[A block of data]
>>>

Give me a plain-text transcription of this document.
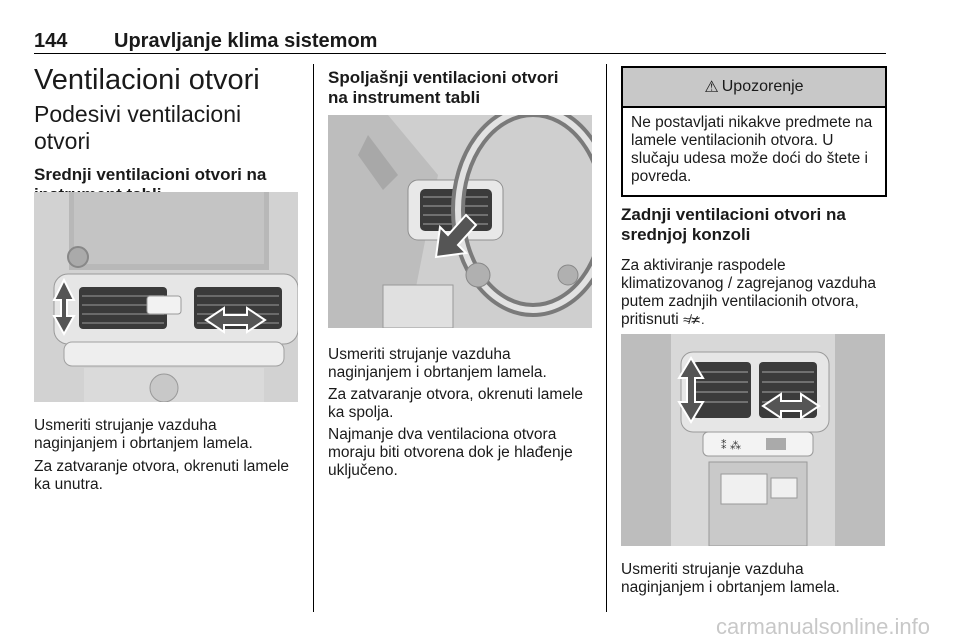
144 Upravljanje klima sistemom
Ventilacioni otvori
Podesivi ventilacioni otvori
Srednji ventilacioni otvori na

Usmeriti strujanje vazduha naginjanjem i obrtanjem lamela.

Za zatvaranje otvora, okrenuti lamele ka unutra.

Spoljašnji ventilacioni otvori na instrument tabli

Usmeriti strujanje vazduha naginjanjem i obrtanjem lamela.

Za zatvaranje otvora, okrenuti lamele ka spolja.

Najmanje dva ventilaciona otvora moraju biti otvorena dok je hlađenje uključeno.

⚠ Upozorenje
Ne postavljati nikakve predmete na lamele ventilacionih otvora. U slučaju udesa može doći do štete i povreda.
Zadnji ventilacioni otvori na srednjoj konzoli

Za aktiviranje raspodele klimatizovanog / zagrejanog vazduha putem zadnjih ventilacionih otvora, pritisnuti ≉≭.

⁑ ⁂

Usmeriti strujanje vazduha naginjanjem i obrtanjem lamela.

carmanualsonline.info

<<<

» **Task to carry out**
Reproduce the records, all of them, word for word; omit the pictures.

» **Finished task**
Give me a plain-text transcription of this document.
144 Upravljanje klima sistemom
Ventilacioni otvori
Podesivi ventilacioni otvori
Srednji ventilacioni otvori na

Usmeriti strujanje vazduha naginjanjem i obrtanjem lamela.

Za zatvaranje otvora, okrenuti lamele ka unutra.

Spoljašnji ventilacioni otvori na instrument tabli

Usmeriti strujanje vazduha naginjanjem i obrtanjem lamela.

Za zatvaranje otvora, okrenuti lamele ka spolja.

Najmanje dva ventilaciona otvora moraju biti otvorena dok je hlađenje uključeno.

⚠ Upozorenje
Ne postavljati nikakve predmete na lamele ventilacionih otvora. U slučaju udesa može doći do štete i povreda.
Zadnji ventilacioni otvori na srednjoj konzoli

Za aktiviranje raspodele klimatizovanog / zagrejanog vazduha putem zadnjih ventilacionih otvora, pritisnuti ≉≭.

⁑ ⁂

Usmeriti strujanje vazduha naginjanjem i obrtanjem lamela.

carmanualsonline.info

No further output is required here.